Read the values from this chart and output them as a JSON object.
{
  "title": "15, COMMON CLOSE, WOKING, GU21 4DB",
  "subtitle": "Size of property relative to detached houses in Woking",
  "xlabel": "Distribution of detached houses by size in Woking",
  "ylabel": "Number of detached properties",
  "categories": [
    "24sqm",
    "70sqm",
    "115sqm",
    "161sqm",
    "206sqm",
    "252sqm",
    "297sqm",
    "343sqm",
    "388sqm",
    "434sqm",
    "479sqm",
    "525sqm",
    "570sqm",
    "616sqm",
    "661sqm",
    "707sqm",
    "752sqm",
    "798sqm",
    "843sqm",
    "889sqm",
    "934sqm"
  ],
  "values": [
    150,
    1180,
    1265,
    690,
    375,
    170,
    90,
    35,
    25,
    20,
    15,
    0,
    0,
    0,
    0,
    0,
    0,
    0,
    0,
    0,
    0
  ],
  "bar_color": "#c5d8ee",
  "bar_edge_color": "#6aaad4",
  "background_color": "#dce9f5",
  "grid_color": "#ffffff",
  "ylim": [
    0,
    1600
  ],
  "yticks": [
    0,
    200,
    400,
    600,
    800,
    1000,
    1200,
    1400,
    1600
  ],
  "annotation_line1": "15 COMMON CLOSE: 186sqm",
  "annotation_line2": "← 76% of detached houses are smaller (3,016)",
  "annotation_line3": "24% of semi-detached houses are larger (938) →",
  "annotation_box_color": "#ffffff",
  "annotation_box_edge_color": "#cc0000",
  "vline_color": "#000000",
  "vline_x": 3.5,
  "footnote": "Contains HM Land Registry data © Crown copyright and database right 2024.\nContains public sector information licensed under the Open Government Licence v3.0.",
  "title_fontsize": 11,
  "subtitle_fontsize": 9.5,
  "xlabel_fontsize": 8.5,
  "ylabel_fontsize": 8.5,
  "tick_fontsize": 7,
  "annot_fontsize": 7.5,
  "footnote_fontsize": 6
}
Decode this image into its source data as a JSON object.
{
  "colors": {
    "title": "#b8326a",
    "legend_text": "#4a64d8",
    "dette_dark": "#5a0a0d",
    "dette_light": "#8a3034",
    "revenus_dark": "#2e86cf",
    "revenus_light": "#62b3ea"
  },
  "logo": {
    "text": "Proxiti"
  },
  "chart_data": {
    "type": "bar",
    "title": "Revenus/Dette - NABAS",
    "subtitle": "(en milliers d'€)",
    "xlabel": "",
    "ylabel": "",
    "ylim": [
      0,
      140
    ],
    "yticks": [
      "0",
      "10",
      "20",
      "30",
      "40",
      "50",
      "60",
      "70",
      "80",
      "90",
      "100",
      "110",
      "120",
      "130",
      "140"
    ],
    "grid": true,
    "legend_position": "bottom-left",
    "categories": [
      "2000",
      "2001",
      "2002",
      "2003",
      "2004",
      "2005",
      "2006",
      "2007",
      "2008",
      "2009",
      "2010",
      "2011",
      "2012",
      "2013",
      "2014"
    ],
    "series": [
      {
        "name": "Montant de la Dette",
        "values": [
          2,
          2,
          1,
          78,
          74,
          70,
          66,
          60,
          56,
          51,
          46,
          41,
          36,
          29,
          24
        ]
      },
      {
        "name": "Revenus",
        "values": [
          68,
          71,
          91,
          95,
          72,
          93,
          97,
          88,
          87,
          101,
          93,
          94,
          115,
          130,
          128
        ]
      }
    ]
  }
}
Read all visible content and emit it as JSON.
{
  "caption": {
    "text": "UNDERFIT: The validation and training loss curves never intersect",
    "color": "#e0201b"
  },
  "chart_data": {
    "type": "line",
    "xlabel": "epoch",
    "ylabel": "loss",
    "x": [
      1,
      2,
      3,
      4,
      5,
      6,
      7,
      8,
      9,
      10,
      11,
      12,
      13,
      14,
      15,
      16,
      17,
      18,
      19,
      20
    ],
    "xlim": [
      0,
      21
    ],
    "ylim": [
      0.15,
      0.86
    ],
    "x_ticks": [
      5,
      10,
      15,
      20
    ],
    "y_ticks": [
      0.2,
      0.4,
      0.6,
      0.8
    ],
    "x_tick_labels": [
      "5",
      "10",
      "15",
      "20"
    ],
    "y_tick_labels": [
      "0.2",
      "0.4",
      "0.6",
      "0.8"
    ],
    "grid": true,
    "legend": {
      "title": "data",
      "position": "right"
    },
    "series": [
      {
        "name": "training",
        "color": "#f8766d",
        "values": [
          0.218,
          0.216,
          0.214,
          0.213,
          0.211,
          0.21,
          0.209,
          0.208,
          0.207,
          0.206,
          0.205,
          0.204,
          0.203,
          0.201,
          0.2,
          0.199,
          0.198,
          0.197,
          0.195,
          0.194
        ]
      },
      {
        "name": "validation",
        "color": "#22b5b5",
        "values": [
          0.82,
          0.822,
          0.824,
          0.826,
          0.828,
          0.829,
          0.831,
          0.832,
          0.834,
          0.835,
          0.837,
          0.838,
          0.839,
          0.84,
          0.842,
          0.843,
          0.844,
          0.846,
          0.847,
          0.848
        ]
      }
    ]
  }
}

• [Problem statement] Transcribe the material above in its entirety. Match it exactly.

• [Expected output]
Read the values from this chart and output them as a JSON object.
{
  "title": "15, COMMON CLOSE, WOKING, GU21 4DB",
  "subtitle": "Size of property relative to detached houses in Woking",
  "xlabel": "Distribution of detached houses by size in Woking",
  "ylabel": "Number of detached properties",
  "categories": [
    "24sqm",
    "70sqm",
    "115sqm",
    "161sqm",
    "206sqm",
    "252sqm",
    "297sqm",
    "343sqm",
    "388sqm",
    "434sqm",
    "479sqm",
    "525sqm",
    "570sqm",
    "616sqm",
    "661sqm",
    "707sqm",
    "752sqm",
    "798sqm",
    "843sqm",
    "889sqm",
    "934sqm"
  ],
  "values": [
    150,
    1180,
    1265,
    690,
    375,
    170,
    90,
    35,
    25,
    20,
    15,
    0,
    0,
    0,
    0,
    0,
    0,
    0,
    0,
    0,
    0
  ],
  "bar_color": "#c5d8ee",
  "bar_edge_color": "#6aaad4",
  "background_color": "#dce9f5",
  "grid_color": "#ffffff",
  "ylim": [
    0,
    1600
  ],
  "yticks": [
    0,
    200,
    400,
    600,
    800,
    1000,
    1200,
    1400,
    1600
  ],
  "annotation_line1": "15 COMMON CLOSE: 186sqm",
  "annotation_line2": "← 76% of detached houses are smaller (3,016)",
  "annotation_line3": "24% of semi-detached houses are larger (938) →",
  "annotation_box_color": "#ffffff",
  "annotation_box_edge_color": "#cc0000",
  "vline_color": "#000000",
  "vline_x": 3.5,
  "footnote": "Contains HM Land Registry data © Crown copyright and database right 2024.\nContains public sector information licensed under the Open Government Licence v3.0.",
  "title_fontsize": 11,
  "subtitle_fontsize": 9.5,
  "xlabel_fontsize": 8.5,
  "ylabel_fontsize": 8.5,
  "tick_fontsize": 7,
  "annot_fontsize": 7.5,
  "footnote_fontsize": 6
}
Decode this image into its source data as a JSON object.
{
  "colors": {
    "title": "#b8326a",
    "legend_text": "#4a64d8",
    "dette_dark": "#5a0a0d",
    "dette_light": "#8a3034",
    "revenus_dark": "#2e86cf",
    "revenus_light": "#62b3ea"
  },
  "logo": {
    "text": "Proxiti"
  },
  "chart_data": {
    "type": "bar",
    "title": "Revenus/Dette - NABAS",
    "subtitle": "(en milliers d'€)",
    "xlabel": "",
    "ylabel": "",
    "ylim": [
      0,
      140
    ],
    "yticks": [
      "0",
      "10",
      "20",
      "30",
      "40",
      "50",
      "60",
      "70",
      "80",
      "90",
      "100",
      "110",
      "120",
      "130",
      "140"
    ],
    "grid": true,
    "legend_position": "bottom-left",
    "categories": [
      "2000",
      "2001",
      "2002",
      "2003",
      "2004",
      "2005",
      "2006",
      "2007",
      "2008",
      "2009",
      "2010",
      "2011",
      "2012",
      "2013",
      "2014"
    ],
    "series": [
      {
        "name": "Montant de la Dette",
        "values": [
          2,
          2,
          1,
          78,
          74,
          70,
          66,
          60,
          56,
          51,
          46,
          41,
          36,
          29,
          24
        ]
      },
      {
        "name": "Revenus",
        "values": [
          68,
          71,
          91,
          95,
          72,
          93,
          97,
          88,
          87,
          101,
          93,
          94,
          115,
          130,
          128
        ]
      }
    ]
  }
}
Read all visible content and emit it as JSON.
{
  "caption": {
    "text": "UNDERFIT: The validation and training loss curves never intersect",
    "color": "#e0201b"
  },
  "chart_data": {
    "type": "line",
    "xlabel": "epoch",
    "ylabel": "loss",
    "x": [
      1,
      2,
      3,
      4,
      5,
      6,
      7,
      8,
      9,
      10,
      11,
      12,
      13,
      14,
      15,
      16,
      17,
      18,
      19,
      20
    ],
    "xlim": [
      0,
      21
    ],
    "ylim": [
      0.15,
      0.86
    ],
    "x_ticks": [
      5,
      10,
      15,
      20
    ],
    "y_ticks": [
      0.2,
      0.4,
      0.6,
      0.8
    ],
    "x_tick_labels": [
      "5",
      "10",
      "15",
      "20"
    ],
    "y_tick_labels": [
      "0.2",
      "0.4",
      "0.6",
      "0.8"
    ],
    "grid": true,
    "legend": {
      "title": "data",
      "position": "right"
    },
    "series": [
      {
        "name": "training",
        "color": "#f8766d",
        "values": [
          0.218,
          0.216,
          0.214,
          0.213,
          0.211,
          0.21,
          0.209,
          0.208,
          0.207,
          0.206,
          0.205,
          0.204,
          0.203,
          0.201,
          0.2,
          0.199,
          0.198,
          0.197,
          0.195,
          0.194
        ]
      },
      {
        "name": "validation",
        "color": "#22b5b5",
        "values": [
          0.82,
          0.822,
          0.824,
          0.826,
          0.828,
          0.829,
          0.831,
          0.832,
          0.834,
          0.835,
          0.837,
          0.838,
          0.839,
          0.84,
          0.842,
          0.843,
          0.844,
          0.846,
          0.847,
          0.848
        ]
      }
    ]
  }
}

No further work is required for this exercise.